--- Supplied material ---

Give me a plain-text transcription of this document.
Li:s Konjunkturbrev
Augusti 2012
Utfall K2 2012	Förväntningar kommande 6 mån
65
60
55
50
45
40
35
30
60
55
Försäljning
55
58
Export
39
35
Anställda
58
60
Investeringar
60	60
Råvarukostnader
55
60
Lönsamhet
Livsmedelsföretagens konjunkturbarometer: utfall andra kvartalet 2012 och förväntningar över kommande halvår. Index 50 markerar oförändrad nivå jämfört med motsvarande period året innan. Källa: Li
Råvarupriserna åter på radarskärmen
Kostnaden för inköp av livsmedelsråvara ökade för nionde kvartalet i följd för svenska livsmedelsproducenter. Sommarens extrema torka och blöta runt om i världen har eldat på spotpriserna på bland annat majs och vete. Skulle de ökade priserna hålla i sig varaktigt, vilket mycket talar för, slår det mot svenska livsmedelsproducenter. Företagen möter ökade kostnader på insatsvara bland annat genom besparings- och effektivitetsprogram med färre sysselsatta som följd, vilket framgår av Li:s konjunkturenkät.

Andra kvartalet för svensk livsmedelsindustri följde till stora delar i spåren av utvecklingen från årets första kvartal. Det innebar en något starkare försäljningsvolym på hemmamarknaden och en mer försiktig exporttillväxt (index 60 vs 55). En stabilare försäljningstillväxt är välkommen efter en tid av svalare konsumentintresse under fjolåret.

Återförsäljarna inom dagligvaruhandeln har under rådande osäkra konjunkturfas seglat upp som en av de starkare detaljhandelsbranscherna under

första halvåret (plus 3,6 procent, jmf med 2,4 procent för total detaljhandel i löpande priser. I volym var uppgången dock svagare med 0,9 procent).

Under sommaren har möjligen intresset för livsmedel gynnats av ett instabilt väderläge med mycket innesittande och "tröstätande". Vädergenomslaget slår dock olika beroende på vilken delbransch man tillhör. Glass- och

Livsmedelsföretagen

---
--- Supplied material ---

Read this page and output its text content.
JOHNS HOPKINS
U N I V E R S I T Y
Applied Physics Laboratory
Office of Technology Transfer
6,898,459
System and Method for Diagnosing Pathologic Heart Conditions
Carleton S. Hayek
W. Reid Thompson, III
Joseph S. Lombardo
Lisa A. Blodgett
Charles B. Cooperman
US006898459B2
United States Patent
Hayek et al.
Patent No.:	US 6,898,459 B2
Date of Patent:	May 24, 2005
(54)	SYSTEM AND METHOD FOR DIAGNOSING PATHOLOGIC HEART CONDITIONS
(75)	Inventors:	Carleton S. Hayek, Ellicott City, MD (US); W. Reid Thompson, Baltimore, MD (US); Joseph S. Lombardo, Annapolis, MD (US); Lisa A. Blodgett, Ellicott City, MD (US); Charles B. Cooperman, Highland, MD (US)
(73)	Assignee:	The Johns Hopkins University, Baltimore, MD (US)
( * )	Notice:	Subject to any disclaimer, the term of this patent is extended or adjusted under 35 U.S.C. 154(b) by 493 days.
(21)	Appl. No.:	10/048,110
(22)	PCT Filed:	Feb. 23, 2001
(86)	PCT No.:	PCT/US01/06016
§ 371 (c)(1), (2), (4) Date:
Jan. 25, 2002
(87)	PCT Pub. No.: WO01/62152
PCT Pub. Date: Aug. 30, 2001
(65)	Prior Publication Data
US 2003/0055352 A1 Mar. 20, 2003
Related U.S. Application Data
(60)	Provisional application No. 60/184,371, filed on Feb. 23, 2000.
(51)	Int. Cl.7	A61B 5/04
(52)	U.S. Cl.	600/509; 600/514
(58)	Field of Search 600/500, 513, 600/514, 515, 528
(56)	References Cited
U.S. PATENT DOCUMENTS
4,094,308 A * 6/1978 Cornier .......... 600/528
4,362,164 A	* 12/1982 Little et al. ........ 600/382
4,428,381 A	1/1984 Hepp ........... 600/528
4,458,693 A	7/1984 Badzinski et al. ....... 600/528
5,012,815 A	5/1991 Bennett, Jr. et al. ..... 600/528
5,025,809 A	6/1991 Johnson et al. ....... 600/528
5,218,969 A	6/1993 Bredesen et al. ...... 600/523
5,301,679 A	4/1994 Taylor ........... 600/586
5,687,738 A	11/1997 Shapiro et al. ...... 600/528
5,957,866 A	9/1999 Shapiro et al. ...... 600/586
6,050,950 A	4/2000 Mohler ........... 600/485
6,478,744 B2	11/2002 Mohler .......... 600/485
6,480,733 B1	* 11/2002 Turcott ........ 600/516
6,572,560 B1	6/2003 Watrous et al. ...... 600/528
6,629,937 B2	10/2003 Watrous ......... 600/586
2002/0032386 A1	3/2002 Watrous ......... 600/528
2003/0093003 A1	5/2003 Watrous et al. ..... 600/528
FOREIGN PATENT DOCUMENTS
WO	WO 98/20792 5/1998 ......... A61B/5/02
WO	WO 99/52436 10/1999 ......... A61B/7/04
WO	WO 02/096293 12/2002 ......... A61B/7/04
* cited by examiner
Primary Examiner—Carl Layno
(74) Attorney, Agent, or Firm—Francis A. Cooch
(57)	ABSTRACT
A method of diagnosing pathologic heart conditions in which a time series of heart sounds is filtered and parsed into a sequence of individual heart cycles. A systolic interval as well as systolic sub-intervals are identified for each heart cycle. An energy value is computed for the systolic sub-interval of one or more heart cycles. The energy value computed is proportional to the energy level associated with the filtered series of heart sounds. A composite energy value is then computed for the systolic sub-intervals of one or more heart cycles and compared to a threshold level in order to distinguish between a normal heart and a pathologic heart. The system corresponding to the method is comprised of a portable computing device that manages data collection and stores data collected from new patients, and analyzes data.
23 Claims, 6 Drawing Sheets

---

**Exercise instructions:** Check each line above for the string "starkare" and copy those that have it.

**Answer:**
Andra kvartalet för svensk livsmedelsindustri följde till stora delar i spåren av utvecklingen från årets första kvartal. Det innebar en något starkare försäljningsvolym på hemmamarknaden och en mer försiktig exporttillväxt (index 60 vs 55). En stabilare försäljningstillväxt är välkommen efter en tid av svalare konsumentintresse under fjolåret.
Återförsäljarna inom dagligvaruhandeln har under rådande osäkra konjunkturfas seglat upp som en av de starkare detaljhandelsbranscherna under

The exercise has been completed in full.